Goal:
Please quote the material exactly, every line of it.

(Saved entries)
---
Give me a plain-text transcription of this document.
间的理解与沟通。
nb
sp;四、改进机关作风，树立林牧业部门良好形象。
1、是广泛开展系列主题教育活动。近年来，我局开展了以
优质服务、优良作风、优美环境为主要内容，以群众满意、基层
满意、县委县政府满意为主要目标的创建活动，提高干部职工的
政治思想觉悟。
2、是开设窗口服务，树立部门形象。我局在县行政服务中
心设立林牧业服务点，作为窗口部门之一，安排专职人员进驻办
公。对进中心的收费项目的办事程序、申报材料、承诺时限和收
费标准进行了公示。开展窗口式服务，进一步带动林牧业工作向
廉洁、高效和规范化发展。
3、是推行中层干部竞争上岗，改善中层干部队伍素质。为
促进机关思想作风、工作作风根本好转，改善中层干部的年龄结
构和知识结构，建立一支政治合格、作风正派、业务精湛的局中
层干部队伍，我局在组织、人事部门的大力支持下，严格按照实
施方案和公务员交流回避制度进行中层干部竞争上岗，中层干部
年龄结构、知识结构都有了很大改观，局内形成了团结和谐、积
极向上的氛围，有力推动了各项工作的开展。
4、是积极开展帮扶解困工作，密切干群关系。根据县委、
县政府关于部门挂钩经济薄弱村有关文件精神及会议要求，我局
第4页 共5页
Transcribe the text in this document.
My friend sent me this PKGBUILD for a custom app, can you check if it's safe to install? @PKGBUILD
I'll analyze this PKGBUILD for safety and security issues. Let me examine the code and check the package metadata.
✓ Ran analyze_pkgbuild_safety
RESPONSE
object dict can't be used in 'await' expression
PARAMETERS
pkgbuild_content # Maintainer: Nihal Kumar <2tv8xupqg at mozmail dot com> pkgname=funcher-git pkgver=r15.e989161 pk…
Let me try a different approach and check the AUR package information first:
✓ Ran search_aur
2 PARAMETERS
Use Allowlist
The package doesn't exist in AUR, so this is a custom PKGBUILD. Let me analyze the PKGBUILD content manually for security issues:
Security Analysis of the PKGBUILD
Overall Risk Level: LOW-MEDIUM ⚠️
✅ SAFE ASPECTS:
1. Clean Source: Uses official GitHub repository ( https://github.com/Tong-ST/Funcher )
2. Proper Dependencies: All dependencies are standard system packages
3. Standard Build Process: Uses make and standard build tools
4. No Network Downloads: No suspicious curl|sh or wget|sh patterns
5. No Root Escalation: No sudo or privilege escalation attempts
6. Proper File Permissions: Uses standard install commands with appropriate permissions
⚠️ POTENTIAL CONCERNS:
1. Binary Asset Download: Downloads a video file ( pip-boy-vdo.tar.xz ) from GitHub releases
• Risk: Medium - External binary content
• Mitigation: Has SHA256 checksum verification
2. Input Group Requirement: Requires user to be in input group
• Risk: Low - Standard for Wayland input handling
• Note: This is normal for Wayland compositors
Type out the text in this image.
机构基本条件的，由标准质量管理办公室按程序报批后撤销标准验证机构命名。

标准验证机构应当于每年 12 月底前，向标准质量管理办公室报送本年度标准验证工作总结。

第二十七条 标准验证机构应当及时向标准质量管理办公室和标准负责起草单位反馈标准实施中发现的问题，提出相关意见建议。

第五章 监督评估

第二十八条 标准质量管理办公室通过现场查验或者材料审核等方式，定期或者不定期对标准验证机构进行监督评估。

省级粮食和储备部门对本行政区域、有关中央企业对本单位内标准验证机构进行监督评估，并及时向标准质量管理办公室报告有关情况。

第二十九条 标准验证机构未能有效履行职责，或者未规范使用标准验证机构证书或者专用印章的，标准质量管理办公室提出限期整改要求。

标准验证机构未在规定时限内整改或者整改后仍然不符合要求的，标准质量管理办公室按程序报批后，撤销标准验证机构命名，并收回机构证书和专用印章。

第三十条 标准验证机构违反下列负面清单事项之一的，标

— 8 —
---
Solution to the exercise:
Give me a plain-text transcription of this document.
间的理解与沟通。
nb
sp;四、改进机关作风，树立林牧业部门良好形象。
1、是广泛开展系列主题教育活动。近年来，我局开展了以
优质服务、优良作风、优美环境为主要内容，以群众满意、基层
满意、县委县政府满意为主要目标的创建活动，提高干部职工的
政治思想觉悟。
2、是开设窗口服务，树立部门形象。我局在县行政服务中
心设立林牧业服务点，作为窗口部门之一，安排专职人员进驻办
公。对进中心的收费项目的办事程序、申报材料、承诺时限和收
费标准进行了公示。开展窗口式服务，进一步带动林牧业工作向
廉洁、高效和规范化发展。
3、是推行中层干部竞争上岗，改善中层干部队伍素质。为
促进机关思想作风、工作作风根本好转，改善中层干部的年龄结
构和知识结构，建立一支政治合格、作风正派、业务精湛的局中
层干部队伍，我局在组织、人事部门的大力支持下，严格按照实
施方案和公务员交流回避制度进行中层干部竞争上岗，中层干部
年龄结构、知识结构都有了很大改观，局内形成了团结和谐、积
极向上的氛围，有力推动了各项工作的开展。
4、是积极开展帮扶解困工作，密切干群关系。根据县委、
县政府关于部门挂钩经济薄弱村有关文件精神及会议要求，我局
第4页 共5页
Transcribe the text in this document.
My friend sent me this PKGBUILD for a custom app, can you check if it's safe to install? @PKGBUILD
I'll analyze this PKGBUILD for safety and security issues. Let me examine the code and check the package metadata.
✓ Ran analyze_pkgbuild_safety
RESPONSE
object dict can't be used in 'await' expression
PARAMETERS
pkgbuild_content # Maintainer: Nihal Kumar <2tv8xupqg at mozmail dot com> pkgname=funcher-git pkgver=r15.e989161 pk…
Let me try a different approach and check the AUR package information first:
✓ Ran search_aur
2 PARAMETERS
Use Allowlist
The package doesn't exist in AUR, so this is a custom PKGBUILD. Let me analyze the PKGBUILD content manually for security issues:
Security Analysis of the PKGBUILD
Overall Risk Level: LOW-MEDIUM ⚠️
✅ SAFE ASPECTS:
1. Clean Source: Uses official GitHub repository ( https://github.com/Tong-ST/Funcher )
2. Proper Dependencies: All dependencies are standard system packages
3. Standard Build Process: Uses make and standard build tools
4. No Network Downloads: No suspicious curl|sh or wget|sh patterns
5. No Root Escalation: No sudo or privilege escalation attempts
6. Proper File Permissions: Uses standard install commands with appropriate permissions
⚠️ POTENTIAL CONCERNS:
1. Binary Asset Download: Downloads a video file ( pip-boy-vdo.tar.xz ) from GitHub releases
• Risk: Medium - External binary content
• Mitigation: Has SHA256 checksum verification
2. Input Group Requirement: Requires user to be in input group
• Risk: Low - Standard for Wayland input handling
• Note: This is normal for Wayland compositors
Type out the text in this image.
机构基本条件的，由标准质量管理办公室按程序报批后撤销标准验证机构命名。

标准验证机构应当于每年 12 月底前，向标准质量管理办公室报送本年度标准验证工作总结。

第二十七条 标准验证机构应当及时向标准质量管理办公室和标准负责起草单位反馈标准实施中发现的问题，提出相关意见建议。

第五章 监督评估

第二十八条 标准质量管理办公室通过现场查验或者材料审核等方式，定期或者不定期对标准验证机构进行监督评估。

省级粮食和储备部门对本行政区域、有关中央企业对本单位内标准验证机构进行监督评估，并及时向标准质量管理办公室报告有关情况。

第二十九条 标准验证机构未能有效履行职责，或者未规范使用标准验证机构证书或者专用印章的，标准质量管理办公室提出限期整改要求。

标准验证机构未在规定时限内整改或者整改后仍然不符合要求的，标准质量管理办公室按程序报批后，撤销标准验证机构命名，并收回机构证书和专用印章。

第三十条 标准验证机构违反下列负面清单事项之一的，标

— 8 —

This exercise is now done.